Task prompt>
Set down every record below exactly as written.

(Recorded data)
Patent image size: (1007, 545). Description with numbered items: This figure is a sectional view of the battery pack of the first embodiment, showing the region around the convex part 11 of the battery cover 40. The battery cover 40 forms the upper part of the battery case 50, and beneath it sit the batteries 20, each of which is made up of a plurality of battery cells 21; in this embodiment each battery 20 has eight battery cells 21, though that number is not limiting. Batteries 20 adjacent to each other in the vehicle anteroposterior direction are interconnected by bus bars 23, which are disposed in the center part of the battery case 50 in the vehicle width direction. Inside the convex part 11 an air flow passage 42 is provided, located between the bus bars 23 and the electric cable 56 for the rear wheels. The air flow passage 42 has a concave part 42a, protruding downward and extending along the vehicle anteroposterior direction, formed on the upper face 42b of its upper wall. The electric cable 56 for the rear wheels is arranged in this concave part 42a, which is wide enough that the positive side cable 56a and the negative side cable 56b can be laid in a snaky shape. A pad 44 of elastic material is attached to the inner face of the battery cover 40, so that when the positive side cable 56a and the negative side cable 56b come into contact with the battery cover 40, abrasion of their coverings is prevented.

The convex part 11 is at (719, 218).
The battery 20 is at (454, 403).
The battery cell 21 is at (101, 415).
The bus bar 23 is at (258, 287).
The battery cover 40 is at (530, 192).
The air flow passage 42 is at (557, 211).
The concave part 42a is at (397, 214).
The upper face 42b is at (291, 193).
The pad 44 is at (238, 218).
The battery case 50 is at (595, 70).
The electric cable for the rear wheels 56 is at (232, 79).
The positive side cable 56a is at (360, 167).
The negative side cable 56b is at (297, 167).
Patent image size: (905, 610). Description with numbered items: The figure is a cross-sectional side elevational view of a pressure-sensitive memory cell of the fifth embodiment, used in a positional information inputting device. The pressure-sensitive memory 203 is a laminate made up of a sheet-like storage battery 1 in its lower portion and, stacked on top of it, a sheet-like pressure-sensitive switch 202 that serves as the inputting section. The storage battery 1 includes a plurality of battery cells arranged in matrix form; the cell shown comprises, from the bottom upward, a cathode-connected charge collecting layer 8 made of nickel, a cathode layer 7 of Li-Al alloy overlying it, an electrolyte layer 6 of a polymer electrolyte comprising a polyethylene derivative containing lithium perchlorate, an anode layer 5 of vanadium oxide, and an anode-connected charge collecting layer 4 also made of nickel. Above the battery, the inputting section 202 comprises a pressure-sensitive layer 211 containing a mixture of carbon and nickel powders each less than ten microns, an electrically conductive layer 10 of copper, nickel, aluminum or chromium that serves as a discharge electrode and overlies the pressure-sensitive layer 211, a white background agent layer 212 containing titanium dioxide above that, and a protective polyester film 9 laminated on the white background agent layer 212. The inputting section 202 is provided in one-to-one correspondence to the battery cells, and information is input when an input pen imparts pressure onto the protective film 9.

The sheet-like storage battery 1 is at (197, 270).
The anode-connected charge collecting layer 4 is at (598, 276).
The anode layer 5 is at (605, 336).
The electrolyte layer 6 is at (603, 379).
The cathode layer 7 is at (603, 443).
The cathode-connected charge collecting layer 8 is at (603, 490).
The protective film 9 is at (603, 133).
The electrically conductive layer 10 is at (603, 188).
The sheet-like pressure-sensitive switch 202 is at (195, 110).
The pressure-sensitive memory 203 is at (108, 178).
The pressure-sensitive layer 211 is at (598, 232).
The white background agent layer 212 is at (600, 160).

Result of this exercise>
Patent image size: (1007, 545). Description with numbered items: This figure is a sectional view of the battery pack of the first embodiment, showing the region around the convex part 11 of the battery cover 40. The battery cover 40 forms the upper part of the battery case 50, and beneath it sit the batteries 20, each of which is made up of a plurality of battery cells 21; in this embodiment each battery 20 has eight battery cells 21, though that number is not limiting. Batteries 20 adjacent to each other in the vehicle anteroposterior direction are interconnected by bus bars 23, which are disposed in the center part of the battery case 50 in the vehicle width direction. Inside the convex part 11 an air flow passage 42 is provided, located between the bus bars 23 and the electric cable 56 for the rear wheels. The air flow passage 42 has a concave part 42a, protruding downward and extending along the vehicle anteroposterior direction, formed on the upper face 42b of its upper wall. The electric cable 56 for the rear wheels is arranged in this concave part 42a, which is wide enough that the positive side cable 56a and the negative side cable 56b can be laid in a snaky shape. A pad 44 of elastic material is attached to the inner face of the battery cover 40, so that when the positive side cable 56a and the negative side cable 56b come into contact with the battery cover 40, abrasion of their coverings is prevented.

The convex part 11 is at (719, 218).
The battery 20 is at (454, 403).
The battery cell 21 is at (101, 415).
The bus bar 23 is at (258, 287).
The battery cover 40 is at (530, 192).
The air flow passage 42 is at (557, 211).
The concave part 42a is at (397, 214).
The upper face 42b is at (291, 193).
The pad 44 is at (238, 218).
The battery case 50 is at (595, 70).
The electric cable for the rear wheels 56 is at (232, 79).
The positive side cable 56a is at (360, 167).
The negative side cable 56b is at (297, 167).
Patent image size: (905, 610). Description with numbered items: The figure is a cross-sectional side elevational view of a pressure-sensitive memory cell of the fifth embodiment, used in a positional information inputting device. The pressure-sensitive memory 203 is a laminate made up of a sheet-like storage battery 1 in its lower portion and, stacked on top of it, a sheet-like pressure-sensitive switch 202 that serves as the inputting section. The storage battery 1 includes a plurality of battery cells arranged in matrix form; the cell shown comprises, from the bottom upward, a cathode-connected charge collecting layer 8 made of nickel, a cathode layer 7 of Li-Al alloy overlying it, an electrolyte layer 6 of a polymer electrolyte comprising a polyethylene derivative containing lithium perchlorate, an anode layer 5 of vanadium oxide, and an anode-connected charge collecting layer 4 also made of nickel. Above the battery, the inputting section 202 comprises a pressure-sensitive layer 211 containing a mixture of carbon and nickel powders each less than ten microns, an electrically conductive layer 10 of copper, nickel, aluminum or chromium that serves as a discharge electrode and overlies the pressure-sensitive layer 211, a white background agent layer 212 containing titanium dioxide above that, and a protective polyester film 9 laminated on the white background agent layer 212. The inputting section 202 is provided in one-to-one correspondence to the battery cells, and information is input when an input pen imparts pressure onto the protective film 9.

The sheet-like storage battery 1 is at (197, 270).
The anode-connected charge collecting layer 4 is at (598, 276).
The anode layer 5 is at (605, 336).
The electrolyte layer 6 is at (603, 379).
The cathode layer 7 is at (603, 443).
The cathode-connected charge collecting layer 8 is at (603, 490).
The protective film 9 is at (603, 133).
The electrically conductive layer 10 is at (603, 188).
The sheet-like pressure-sensitive switch 202 is at (195, 110).
The pressure-sensitive memory 203 is at (108, 178).
The pressure-sensitive layer 211 is at (598, 232).
The white background agent layer 212 is at (600, 160).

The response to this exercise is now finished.